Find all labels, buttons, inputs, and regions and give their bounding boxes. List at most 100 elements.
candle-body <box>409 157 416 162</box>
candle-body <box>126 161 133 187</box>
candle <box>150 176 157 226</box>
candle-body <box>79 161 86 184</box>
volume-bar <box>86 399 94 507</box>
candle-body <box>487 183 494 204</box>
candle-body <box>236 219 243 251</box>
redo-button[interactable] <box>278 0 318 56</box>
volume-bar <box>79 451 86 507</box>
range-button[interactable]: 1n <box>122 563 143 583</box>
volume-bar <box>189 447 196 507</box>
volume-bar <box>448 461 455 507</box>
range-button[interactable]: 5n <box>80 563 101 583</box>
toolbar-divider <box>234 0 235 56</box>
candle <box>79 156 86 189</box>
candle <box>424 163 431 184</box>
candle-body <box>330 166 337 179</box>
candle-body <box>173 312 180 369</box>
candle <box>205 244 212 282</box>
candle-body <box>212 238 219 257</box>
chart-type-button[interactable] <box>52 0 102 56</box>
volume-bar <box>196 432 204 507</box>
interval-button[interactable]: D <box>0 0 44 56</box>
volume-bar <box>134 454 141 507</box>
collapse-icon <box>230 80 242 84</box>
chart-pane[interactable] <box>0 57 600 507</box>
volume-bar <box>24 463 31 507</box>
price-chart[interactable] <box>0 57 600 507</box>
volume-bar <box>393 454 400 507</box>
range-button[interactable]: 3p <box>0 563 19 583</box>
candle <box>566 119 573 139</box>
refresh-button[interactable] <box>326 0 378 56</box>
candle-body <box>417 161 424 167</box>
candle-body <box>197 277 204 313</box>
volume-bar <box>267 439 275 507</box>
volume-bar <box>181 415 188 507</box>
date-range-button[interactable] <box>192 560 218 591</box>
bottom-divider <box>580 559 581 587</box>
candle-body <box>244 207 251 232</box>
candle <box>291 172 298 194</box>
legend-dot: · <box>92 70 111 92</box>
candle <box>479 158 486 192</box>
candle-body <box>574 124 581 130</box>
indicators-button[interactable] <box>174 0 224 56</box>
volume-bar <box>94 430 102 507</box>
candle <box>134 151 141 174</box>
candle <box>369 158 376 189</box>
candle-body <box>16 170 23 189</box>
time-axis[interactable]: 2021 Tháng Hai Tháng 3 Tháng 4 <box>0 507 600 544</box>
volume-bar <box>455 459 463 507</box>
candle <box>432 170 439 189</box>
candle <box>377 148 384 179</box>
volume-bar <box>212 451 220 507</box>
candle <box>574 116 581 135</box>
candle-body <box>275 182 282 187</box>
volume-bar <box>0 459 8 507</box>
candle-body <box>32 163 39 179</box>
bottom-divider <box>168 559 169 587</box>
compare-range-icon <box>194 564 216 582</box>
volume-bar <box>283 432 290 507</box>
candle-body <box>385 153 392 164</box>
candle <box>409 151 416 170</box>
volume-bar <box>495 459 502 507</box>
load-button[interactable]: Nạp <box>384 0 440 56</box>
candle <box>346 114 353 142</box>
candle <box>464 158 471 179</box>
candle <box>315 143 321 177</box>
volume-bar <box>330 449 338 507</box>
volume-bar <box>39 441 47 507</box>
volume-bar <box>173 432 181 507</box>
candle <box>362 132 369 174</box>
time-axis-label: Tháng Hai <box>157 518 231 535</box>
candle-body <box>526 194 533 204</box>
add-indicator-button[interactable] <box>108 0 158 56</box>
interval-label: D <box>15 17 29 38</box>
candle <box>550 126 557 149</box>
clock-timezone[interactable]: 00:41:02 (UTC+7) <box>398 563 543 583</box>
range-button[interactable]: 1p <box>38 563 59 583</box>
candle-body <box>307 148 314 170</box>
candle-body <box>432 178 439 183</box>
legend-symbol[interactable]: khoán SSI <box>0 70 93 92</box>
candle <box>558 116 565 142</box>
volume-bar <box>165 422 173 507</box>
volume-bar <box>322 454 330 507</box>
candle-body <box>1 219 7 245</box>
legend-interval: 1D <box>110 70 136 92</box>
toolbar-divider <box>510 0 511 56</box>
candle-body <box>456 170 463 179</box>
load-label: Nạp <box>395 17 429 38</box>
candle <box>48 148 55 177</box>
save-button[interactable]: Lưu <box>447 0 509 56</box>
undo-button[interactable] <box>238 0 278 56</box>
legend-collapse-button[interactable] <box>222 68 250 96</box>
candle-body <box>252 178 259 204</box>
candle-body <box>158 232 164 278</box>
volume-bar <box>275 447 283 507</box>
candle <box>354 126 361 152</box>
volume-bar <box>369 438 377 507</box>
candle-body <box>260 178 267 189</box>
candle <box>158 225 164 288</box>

### TO DO
Copy out the listing above line for line, without changing anything.

### EXERCISE ANSWER
Find all labels, buttons, inputs, and regions and give their bounding boxes. List at most 100 elements.
candle-body <box>409 157 416 162</box>
candle-body <box>126 161 133 187</box>
candle <box>150 176 157 226</box>
candle-body <box>79 161 86 184</box>
volume-bar <box>86 399 94 507</box>
candle-body <box>487 183 494 204</box>
candle-body <box>236 219 243 251</box>
redo-button[interactable] <box>278 0 318 56</box>
volume-bar <box>79 451 86 507</box>
range-button[interactable]: 1n <box>122 563 143 583</box>
volume-bar <box>189 447 196 507</box>
volume-bar <box>448 461 455 507</box>
range-button[interactable]: 5n <box>80 563 101 583</box>
toolbar-divider <box>234 0 235 56</box>
candle <box>79 156 86 189</box>
candle <box>424 163 431 184</box>
candle-body <box>330 166 337 179</box>
candle-body <box>173 312 180 369</box>
candle <box>205 244 212 282</box>
candle-body <box>212 238 219 257</box>
chart-type-button[interactable] <box>52 0 102 56</box>
volume-bar <box>196 432 204 507</box>
interval-button[interactable]: D <box>0 0 44 56</box>
volume-bar <box>134 454 141 507</box>
collapse-icon <box>230 80 242 84</box>
chart-pane[interactable] <box>0 57 600 507</box>
volume-bar <box>24 463 31 507</box>
price-chart[interactable] <box>0 57 600 507</box>
volume-bar <box>393 454 400 507</box>
range-button[interactable]: 3p <box>0 563 19 583</box>
candle <box>566 119 573 139</box>
refresh-button[interactable] <box>326 0 378 56</box>
candle-body <box>417 161 424 167</box>
candle-body <box>197 277 204 313</box>
volume-bar <box>267 439 275 507</box>
volume-bar <box>181 415 188 507</box>
date-range-button[interactable] <box>192 560 218 591</box>
bottom-divider <box>580 559 581 587</box>
candle-body <box>244 207 251 232</box>
candle <box>291 172 298 194</box>
legend-dot: · <box>92 70 111 92</box>
candle <box>479 158 486 192</box>
candle-body <box>574 124 581 130</box>
indicators-button[interactable] <box>174 0 224 56</box>
volume-bar <box>94 430 102 507</box>
candle <box>134 151 141 174</box>
candle <box>369 158 376 189</box>
candle-body <box>16 170 23 189</box>
time-axis[interactable]: 2021 Tháng Hai Tháng 3 Tháng 4 <box>0 507 600 544</box>
volume-bar <box>455 459 463 507</box>
candle <box>432 170 439 189</box>
candle <box>377 148 384 179</box>
volume-bar <box>212 451 220 507</box>
candle <box>574 116 581 135</box>
candle-body <box>275 182 282 187</box>
volume-bar <box>0 459 8 507</box>
candle-body <box>32 163 39 179</box>
bottom-divider <box>168 559 169 587</box>
compare-range-icon <box>194 564 216 582</box>
volume-bar <box>283 432 290 507</box>
candle-body <box>385 153 392 164</box>
candle <box>409 151 416 170</box>
volume-bar <box>495 459 502 507</box>
load-button[interactable]: Nạp <box>384 0 440 56</box>
candle <box>346 114 353 142</box>
candle <box>464 158 471 179</box>
candle <box>315 143 321 177</box>
volume-bar <box>330 449 338 507</box>
volume-bar <box>39 441 47 507</box>
volume-bar <box>173 432 181 507</box>
candle <box>362 132 369 174</box>
time-axis-label: Tháng Hai <box>157 518 231 535</box>
candle-body <box>526 194 533 204</box>
add-indicator-button[interactable] <box>108 0 158 56</box>
interval-label: D <box>15 17 29 38</box>
candle <box>550 126 557 149</box>
clock-timezone[interactable]: 00:41:02 (UTC+7) <box>398 563 543 583</box>
range-button[interactable]: 1p <box>38 563 59 583</box>
candle-body <box>307 148 314 170</box>
candle-body <box>432 178 439 183</box>
legend-symbol[interactable]: khoán SSI <box>0 70 93 92</box>
candle <box>558 116 565 142</box>
volume-bar <box>165 422 173 507</box>
volume-bar <box>322 454 330 507</box>
candle-body <box>1 219 7 245</box>
legend-interval: 1D <box>110 70 136 92</box>
toolbar-divider <box>510 0 511 56</box>
candle-body <box>456 170 463 179</box>
load-label: Nạp <box>395 17 429 38</box>
candle <box>48 148 55 177</box>
save-button[interactable]: Lưu <box>447 0 509 56</box>
undo-button[interactable] <box>238 0 278 56</box>
legend-collapse-button[interactable] <box>222 68 250 96</box>
candle-body <box>252 178 259 204</box>
candle-body <box>158 232 164 278</box>
volume-bar <box>275 447 283 507</box>
candle <box>354 126 361 152</box>
volume-bar <box>369 438 377 507</box>
candle-body <box>260 178 267 189</box>
candle <box>158 225 164 288</box>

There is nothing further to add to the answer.